Instructions to follow: Reproduce every record below exactly as it appears.
"""
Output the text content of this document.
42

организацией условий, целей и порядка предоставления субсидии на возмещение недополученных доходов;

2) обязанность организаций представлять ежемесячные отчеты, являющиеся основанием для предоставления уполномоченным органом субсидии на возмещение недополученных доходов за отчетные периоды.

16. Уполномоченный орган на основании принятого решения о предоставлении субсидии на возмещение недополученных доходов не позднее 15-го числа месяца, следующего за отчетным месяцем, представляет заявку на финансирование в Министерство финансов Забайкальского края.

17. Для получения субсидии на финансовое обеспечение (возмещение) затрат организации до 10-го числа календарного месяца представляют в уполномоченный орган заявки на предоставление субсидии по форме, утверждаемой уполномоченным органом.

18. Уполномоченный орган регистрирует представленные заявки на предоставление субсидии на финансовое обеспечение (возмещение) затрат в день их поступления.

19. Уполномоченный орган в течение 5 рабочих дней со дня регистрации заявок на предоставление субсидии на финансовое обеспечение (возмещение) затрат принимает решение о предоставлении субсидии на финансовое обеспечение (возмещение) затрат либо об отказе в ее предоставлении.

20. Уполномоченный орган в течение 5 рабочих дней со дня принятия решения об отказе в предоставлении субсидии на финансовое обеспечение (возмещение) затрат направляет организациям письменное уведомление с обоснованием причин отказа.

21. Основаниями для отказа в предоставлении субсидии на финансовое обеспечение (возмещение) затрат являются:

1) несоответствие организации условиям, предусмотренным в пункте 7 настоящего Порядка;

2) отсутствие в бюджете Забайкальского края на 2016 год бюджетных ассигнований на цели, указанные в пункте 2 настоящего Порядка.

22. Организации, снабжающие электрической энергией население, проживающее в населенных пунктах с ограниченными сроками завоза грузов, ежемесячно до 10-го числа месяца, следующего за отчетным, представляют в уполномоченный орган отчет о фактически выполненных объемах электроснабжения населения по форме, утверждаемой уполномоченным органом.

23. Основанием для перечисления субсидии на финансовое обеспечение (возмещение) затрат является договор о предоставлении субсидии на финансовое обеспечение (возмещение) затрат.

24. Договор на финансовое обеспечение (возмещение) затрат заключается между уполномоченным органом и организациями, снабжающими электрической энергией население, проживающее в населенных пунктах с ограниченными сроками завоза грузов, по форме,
"""
The reply:
Output the text content of this document.
42

организацией условий, целей и порядка предоставления субсидии на возмещение недополученных доходов;

2) обязанность организаций представлять ежемесячные отчеты, являющиеся основанием для предоставления уполномоченным органом субсидии на возмещение недополученных доходов за отчетные периоды.

16. Уполномоченный орган на основании принятого решения о предоставлении субсидии на возмещение недополученных доходов не позднее 15-го числа месяца, следующего за отчетным месяцем, представляет заявку на финансирование в Министерство финансов Забайкальского края.

17. Для получения субсидии на финансовое обеспечение (возмещение) затрат организации до 10-го числа календарного месяца представляют в уполномоченный орган заявки на предоставление субсидии по форме, утверждаемой уполномоченным органом.

18. Уполномоченный орган регистрирует представленные заявки на предоставление субсидии на финансовое обеспечение (возмещение) затрат в день их поступления.

19. Уполномоченный орган в течение 5 рабочих дней со дня регистрации заявок на предоставление субсидии на финансовое обеспечение (возмещение) затрат принимает решение о предоставлении субсидии на финансовое обеспечение (возмещение) затрат либо об отказе в ее предоставлении.

20. Уполномоченный орган в течение 5 рабочих дней со дня принятия решения об отказе в предоставлении субсидии на финансовое обеспечение (возмещение) затрат направляет организациям письменное уведомление с обоснованием причин отказа.

21. Основаниями для отказа в предоставлении субсидии на финансовое обеспечение (возмещение) затрат являются:

1) несоответствие организации условиям, предусмотренным в пункте 7 настоящего Порядка;

2) отсутствие в бюджете Забайкальского края на 2016 год бюджетных ассигнований на цели, указанные в пункте 2 настоящего Порядка.

22. Организации, снабжающие электрической энергией население, проживающее в населенных пунктах с ограниченными сроками завоза грузов, ежемесячно до 10-го числа месяца, следующего за отчетным, представляют в уполномоченный орган отчет о фактически выполненных объемах электроснабжения населения по форме, утверждаемой уполномоченным органом.

23. Основанием для перечисления субсидии на финансовое обеспечение (возмещение) затрат является договор о предоставлении субсидии на финансовое обеспечение (возмещение) затрат.

24. Договор на финансовое обеспечение (возмещение) затрат заключается между уполномоченным органом и организациями, снабжающими электрической энергией население, проживающее в населенных пунктах с ограниченными сроками завоза грузов, по форме,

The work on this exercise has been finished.